[Dataset records]
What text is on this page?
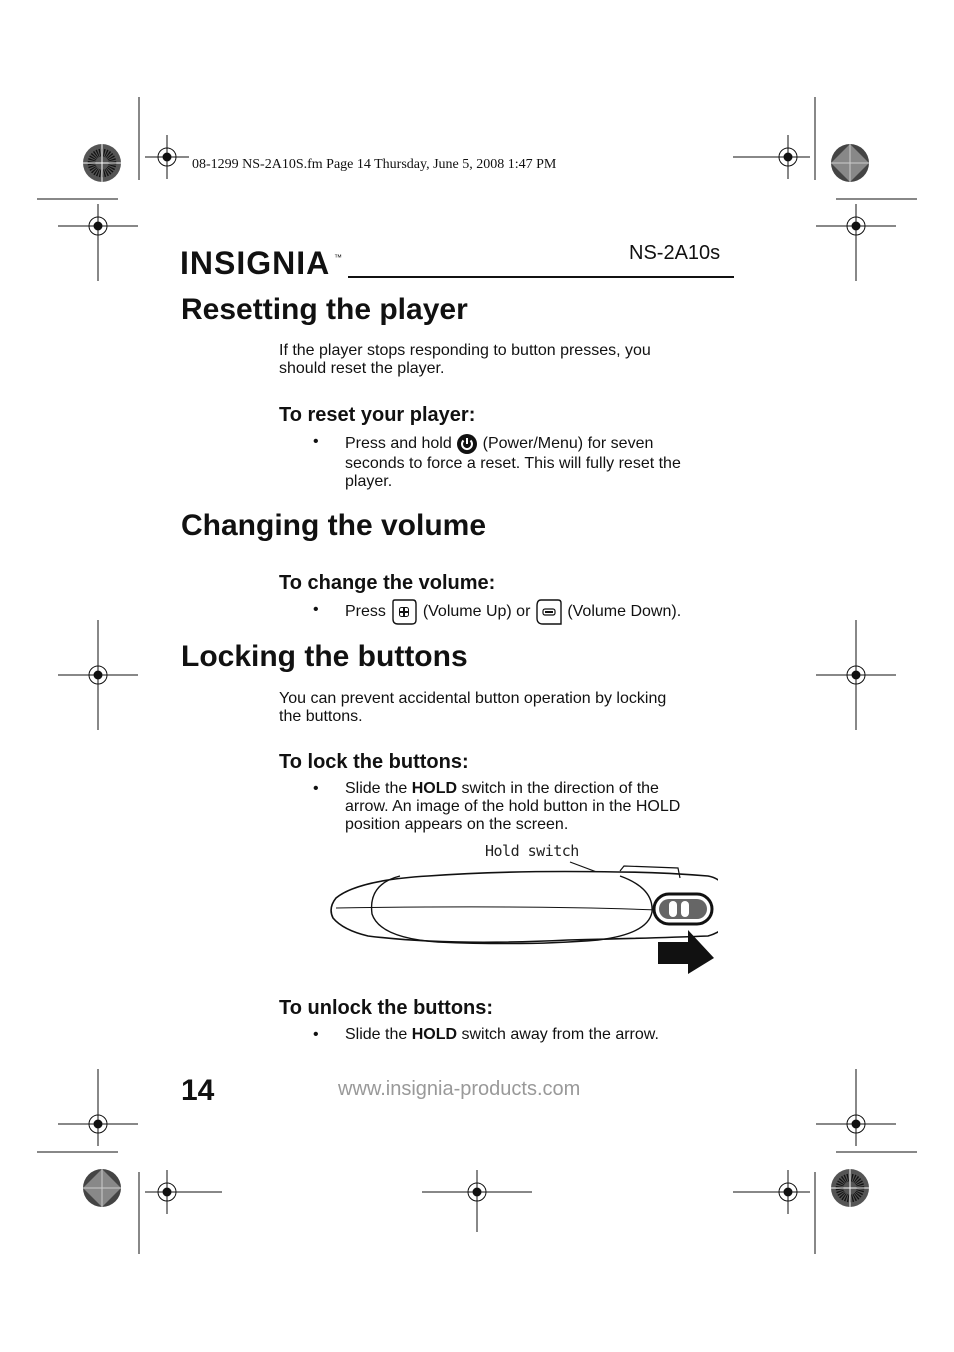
08-1299 NS-2A10S.fm Page 14 Thursday, June 5, 2008 1:47 PM
INSIGNIA ™	NS-2A10s
Resetting the player
If the player stops responding to button presses, you
should reset the player.
To reset your player:
• Press and hold (Power/Menu) for seven
seconds to force a reset. This will fully reset the
player.
Changing the volume
To change the volume:
• Press (Volume Up) or (Volume Down).
Locking the buttons
You can prevent accidental button operation by locking
the buttons.
To lock the buttons:
• Slide the HOLD switch in the direction of the
arrow. An image of the hold button in the HOLD
position appears on the screen.
Hold switch
To unlock the buttons:
• Slide the HOLD switch away from the arrow.
14	www.insignia-products.com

**Directions**
Retype the listing exactly. Pictures do not belong in the copy.

**Answer to the problem**
What text is on this page?
08-1299 NS-2A10S.fm Page 14 Thursday, June 5, 2008 1:47 PM
INSIGNIA ™	NS-2A10s
Resetting the player
If the player stops responding to button presses, you
should reset the player.
To reset your player:
• Press and hold (Power/Menu) for seven
seconds to force a reset. This will fully reset the
player.
Changing the volume
To change the volume:
• Press (Volume Up) or (Volume Down).
Locking the buttons
You can prevent accidental button operation by locking
the buttons.
To lock the buttons:
• Slide the HOLD switch in the direction of the
arrow. An image of the hold button in the HOLD
position appears on the screen.
Hold switch
To unlock the buttons:
• Slide the HOLD switch away from the arrow.
14	www.insignia-products.com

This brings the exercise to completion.